* Data extracted from a collection
+++++

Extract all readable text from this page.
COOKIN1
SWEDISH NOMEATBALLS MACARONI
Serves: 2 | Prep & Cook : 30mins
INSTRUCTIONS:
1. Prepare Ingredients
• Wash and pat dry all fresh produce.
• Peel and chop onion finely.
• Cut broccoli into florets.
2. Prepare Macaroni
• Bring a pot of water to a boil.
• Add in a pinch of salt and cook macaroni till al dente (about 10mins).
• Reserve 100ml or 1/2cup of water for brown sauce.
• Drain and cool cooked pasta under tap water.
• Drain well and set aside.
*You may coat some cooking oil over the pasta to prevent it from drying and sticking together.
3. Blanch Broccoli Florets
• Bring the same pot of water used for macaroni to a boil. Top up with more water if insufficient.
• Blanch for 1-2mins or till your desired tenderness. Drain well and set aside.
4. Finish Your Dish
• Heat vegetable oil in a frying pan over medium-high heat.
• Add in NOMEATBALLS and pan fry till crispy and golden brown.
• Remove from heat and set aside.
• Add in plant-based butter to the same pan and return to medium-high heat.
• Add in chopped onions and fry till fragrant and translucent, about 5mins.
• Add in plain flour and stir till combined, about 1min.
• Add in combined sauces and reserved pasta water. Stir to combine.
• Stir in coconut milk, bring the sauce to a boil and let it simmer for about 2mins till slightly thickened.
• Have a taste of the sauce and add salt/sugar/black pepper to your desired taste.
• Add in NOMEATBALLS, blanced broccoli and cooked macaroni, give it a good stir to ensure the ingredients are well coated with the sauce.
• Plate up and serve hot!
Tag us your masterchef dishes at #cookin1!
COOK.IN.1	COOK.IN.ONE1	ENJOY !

+++++

* Set exercise
Transcribe all lines as written.

* Exercise output
Extract all readable text from this page.
COOKIN1
SWEDISH NOMEATBALLS MACARONI
Serves: 2 | Prep & Cook : 30mins
INSTRUCTIONS:
1. Prepare Ingredients
• Wash and pat dry all fresh produce.
• Peel and chop onion finely.
• Cut broccoli into florets.
2. Prepare Macaroni
• Bring a pot of water to a boil.
• Add in a pinch of salt and cook macaroni till al dente (about 10mins).
• Reserve 100ml or 1/2cup of water for brown sauce.
• Drain and cool cooked pasta under tap water.
• Drain well and set aside.
*You may coat some cooking oil over the pasta to prevent it from drying and sticking together.
3. Blanch Broccoli Florets
• Bring the same pot of water used for macaroni to a boil. Top up with more water if insufficient.
• Blanch for 1-2mins or till your desired tenderness. Drain well and set aside.
4. Finish Your Dish
• Heat vegetable oil in a frying pan over medium-high heat.
• Add in NOMEATBALLS and pan fry till crispy and golden brown.
• Remove from heat and set aside.
• Add in plant-based butter to the same pan and return to medium-high heat.
• Add in chopped onions and fry till fragrant and translucent, about 5mins.
• Add in plain flour and stir till combined, about 1min.
• Add in combined sauces and reserved pasta water. Stir to combine.
• Stir in coconut milk, bring the sauce to a boil and let it simmer for about 2mins till slightly thickened.
• Have a taste of the sauce and add salt/sugar/black pepper to your desired taste.
• Add in NOMEATBALLS, blanced broccoli and cooked macaroni, give it a good stir to ensure the ingredients are well coated with the sauce.
• Plate up and serve hot!
Tag us your masterchef dishes at #cookin1!
COOK.IN.1	COOK.IN.ONE1	ENJOY !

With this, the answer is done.